### [TASK TO CARRY OUT]
Reproduce the part of the passage on industrial costs and prices that opens with the words containing "The present change" and closes with "international price level.".

Although a rise in labor costs exceeding the increase in productivity in some sectors of the economy has produced rising consumer prices in recent years, it has not resulted in any appreciable cost-push effect on prices of most industrial products. The cost structure of industry underwent a change during 1955–60. While capital (interest plus depreciation), management, and sales costs increased, labor and material costs declined. In view of the fact that the wholesale price index fell slightly and the profit ratio rose during this period, the reduction in production costs is quite noticeable. Labor costs declined in spite of a considerable rise in wage rates; raw material costs also decreased, chiefly because of a reduction of 27 per cent between 1953 and 1960 in the ratio of the value of raw materials consumed to the value of production. The reduction in cost was thus the result of the increase in productivity brought about by vigorous investment in equipment in the age of technical innovation. 26

The present change in the cost-price structure, manifested in a rise in wages and consumer prices, does not mean a cost inflation, to say nothing of a demand inflation. However, the successful realization of a policy for growth requires constant watch over the cost-price situation, although the present plan has no elaborate policy in this respect. The internal balance of prices and wages will have to be maintained not only to ensure a doubling of real national income, but also to ensure external balance by preventing the domestic price level at the present exchange rate from rising faster than the international price level.

### [DATA RECORDS]
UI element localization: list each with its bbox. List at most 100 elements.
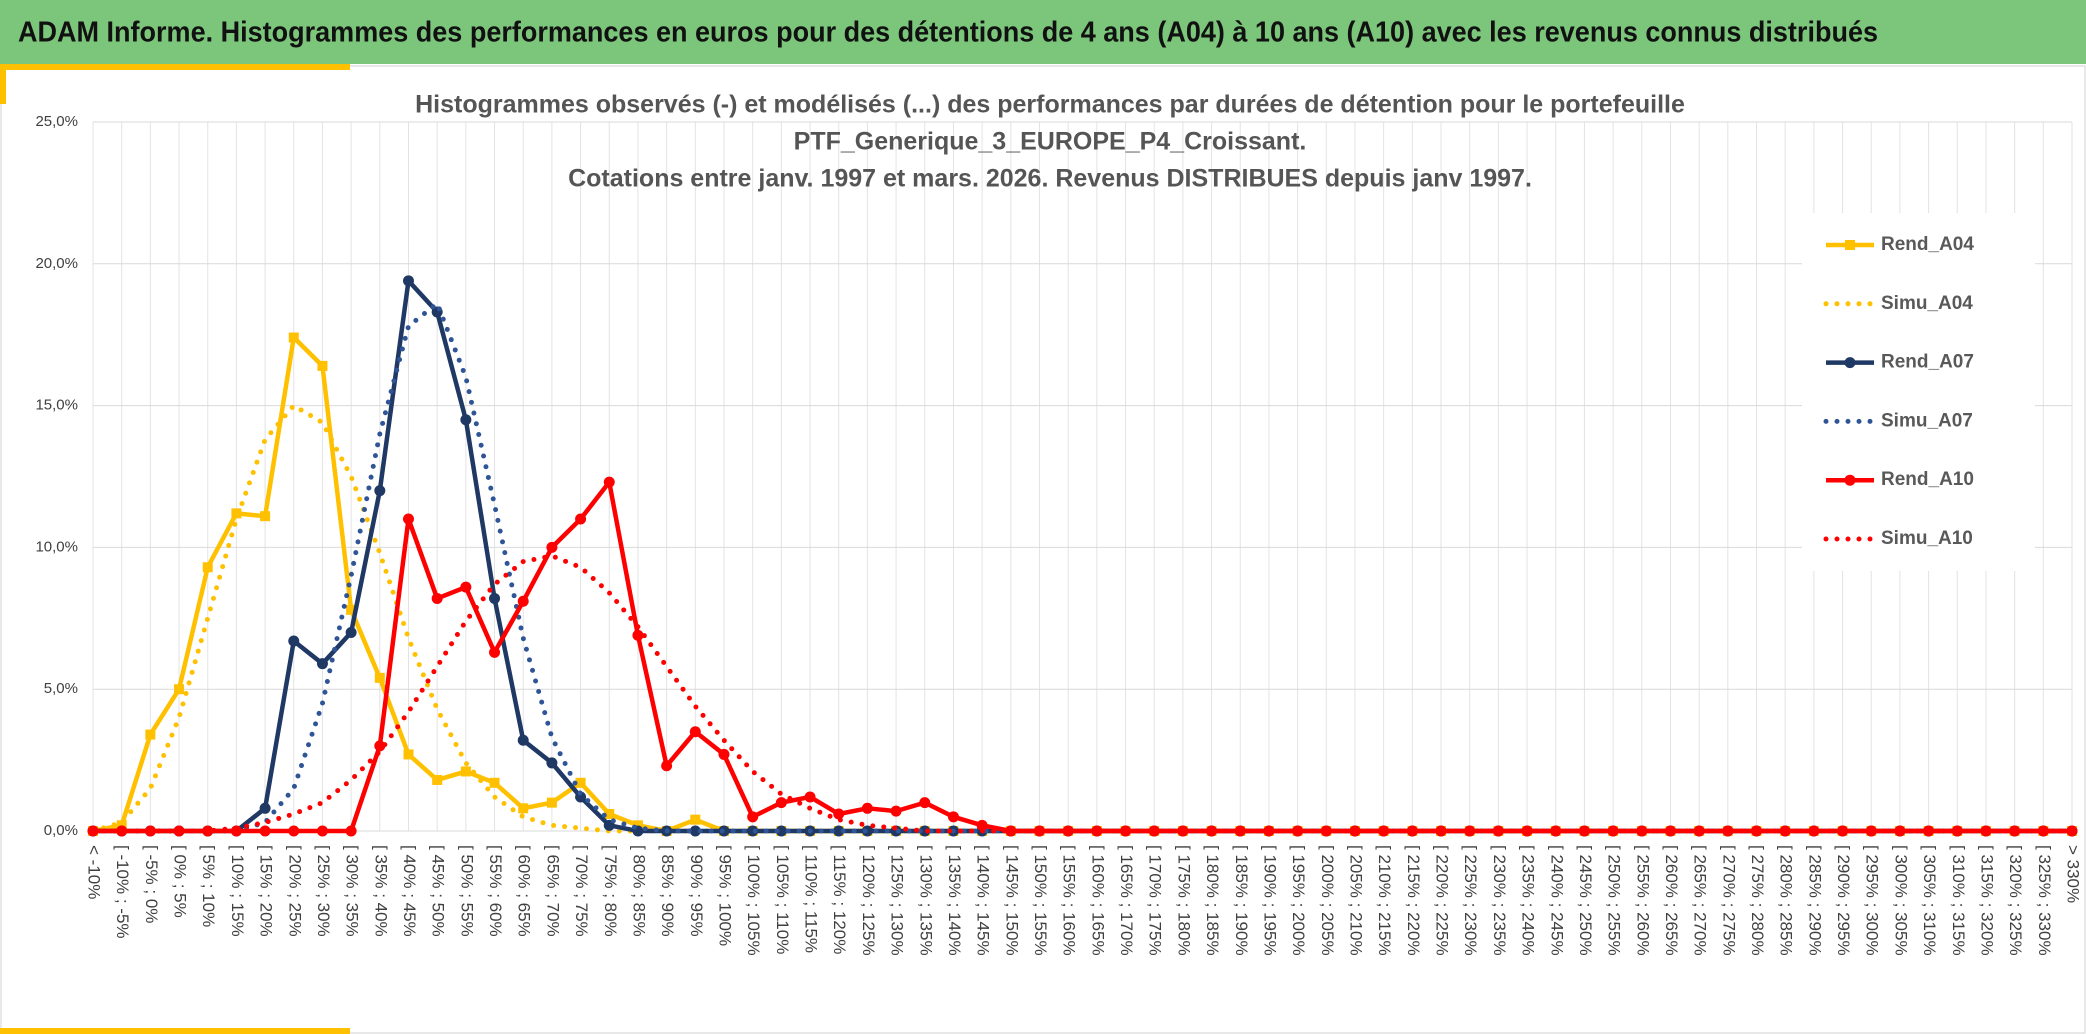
x-tick-label: [ 315% ; 320% [1977,845,1996,956]
chart-frame [0,65,2086,1034]
point [546,797,557,808]
x-tick-label: [ 250% ; 255% [1605,845,1624,956]
x-tick-label: [ 290% ; 295% [1834,845,1853,956]
point [489,646,501,658]
header-bar [0,0,2086,64]
x-tick-label: [ 295% ; 300% [1863,845,1882,956]
point [2037,825,2049,837]
chart-title: Cotations entre janv. 1997 et mars. 2026… [568,165,1532,193]
x-tick-label: [ 180% ; 185% [1203,845,1222,956]
point [690,814,701,825]
point [976,819,988,831]
y-tick-label: 15,0% [35,397,78,414]
point [316,658,328,670]
x-tick-label: [ 35% ; 40% [371,845,390,937]
point [1722,825,1734,837]
x-tick-label: [ 140% ; 145% [974,845,993,956]
point [747,825,759,837]
x-tick-label: [ 85% ; 90% [658,845,677,937]
point [345,626,357,638]
x-tick-label: [ 170% ; 175% [1146,845,1165,956]
x-tick-label: [ 45% ; 50% [429,845,448,937]
x-tick-label: [ 70% ; 75% [572,845,591,937]
point [546,757,558,769]
x-tick-label: [ 25% ; 30% [314,845,333,937]
x-tick-label: [ 125% ; 130% [888,845,907,956]
x-tick-label: [ -5% ; 0% [142,845,161,923]
point [1521,825,1533,837]
point [288,332,299,343]
x-tick-label: [ 165% ; 170% [1117,845,1136,956]
point [1234,825,1246,837]
x-tick-label: [ 100% ; 105% [744,845,763,956]
legend-marker [1844,474,1856,486]
accent [0,1028,350,1034]
x-tick-label: [ 105% ; 110% [773,845,792,954]
x-tick-label: [ 275% ; 280% [1748,845,1767,956]
point [919,797,931,809]
point [517,734,529,746]
x-tick-label: [ 255% ; 260% [1633,845,1652,956]
x-tick-label: [ 155% ; 160% [1060,845,1079,956]
point [1894,825,1906,837]
point [460,766,471,777]
x-tick-label: [ 130% ; 135% [916,845,935,956]
x-tick-label: [ 230% ; 235% [1490,845,1509,956]
x-tick-label: [ 80% ; 85% [629,845,648,937]
point [1091,825,1103,837]
x-tick-label: [ 30% ; 35% [343,845,362,937]
point [603,476,615,488]
legend-label: Rend_A07 [1881,352,1974,373]
point [518,803,529,814]
x-tick-label: [ 205% ; 210% [1346,845,1365,956]
point [661,760,673,772]
x-tick-label: [ 135% ; 140% [945,845,964,956]
point [775,825,787,837]
x-tick-label: [ 0% ; 5% [171,845,190,918]
point [431,592,443,604]
point [374,672,385,683]
x-tick-label: [ 150% ; 155% [1031,845,1050,956]
x-tick-label: [ 240% ; 245% [1547,845,1566,956]
x-tick-label: [ 185% ; 190% [1232,845,1251,956]
point [747,811,759,823]
point [1005,825,1017,837]
x-tick-label: [ 145% ; 150% [1002,845,1021,956]
point [402,275,414,287]
x-tick-label: [ 310% ; 315% [1949,845,1968,956]
point [316,825,328,837]
x-tick-label: [ 60% ; 65% [515,845,534,937]
point [1378,825,1390,837]
x-tick-label: [ 90% ; 95% [687,845,706,937]
point [890,805,902,817]
point [1292,825,1304,837]
point [317,360,328,371]
point [432,774,443,785]
x-tick-label: [ 190% ; 195% [1260,845,1279,956]
x-tick-label: [ 285% ; 290% [1805,845,1824,956]
x-tick-label: [ -10% ; -5% [113,845,132,939]
point [517,595,529,607]
point [1607,825,1619,837]
accent [0,64,350,70]
x-tick-label: [ 95% ; 100% [716,845,735,946]
point [174,684,185,695]
point [1951,825,1963,837]
point [575,513,587,525]
point [260,511,271,522]
series-line [90,301,2075,834]
point [116,825,128,837]
point [402,513,414,525]
point [1435,825,1447,837]
x-tick-label: [ 115% ; 120% [830,845,849,954]
point [947,811,959,823]
x-tick-label: [ 280% ; 285% [1777,845,1796,956]
x-tick-label: [ 260% ; 265% [1662,845,1681,956]
x-tick-label: [ 195% ; 200% [1289,845,1308,956]
point [1751,825,1763,837]
x-tick-label: [ 75% ; 80% [601,845,620,937]
point [374,740,386,752]
plot: 0,0% 5,0% 10,0% 15,0% 20,0% 25,0% Histogrammes… [35,91,2082,956]
x-tick-label: [ 320% ; 325% [2006,845,2025,956]
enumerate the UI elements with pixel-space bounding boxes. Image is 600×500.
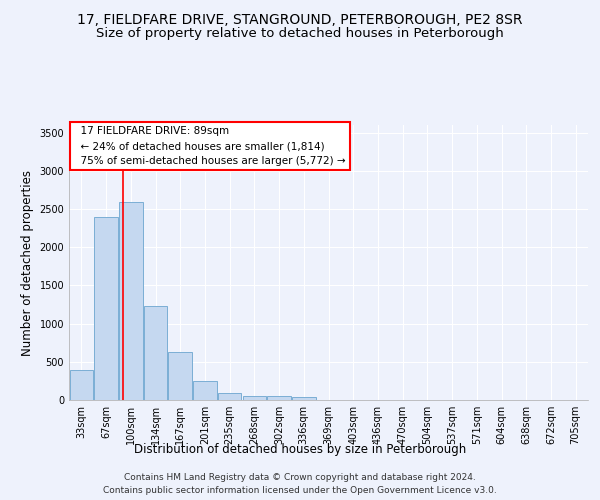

### [REPLY]
The present change in the cost-price structure, manifested in a rise in wages and consumer prices, does not mean a cost inflation, to say nothing of a demand inflation. However, the successful realization of a policy for growth requires constant watch over the cost-price situation, although the present plan has no elaborate policy in this respect. The internal balance of prices and wages will have to be maintained not only to ensure a doubling of real national income, but also to ensure external balance by preventing the domestic price level at the present exchange rate from rising faster than the international price level.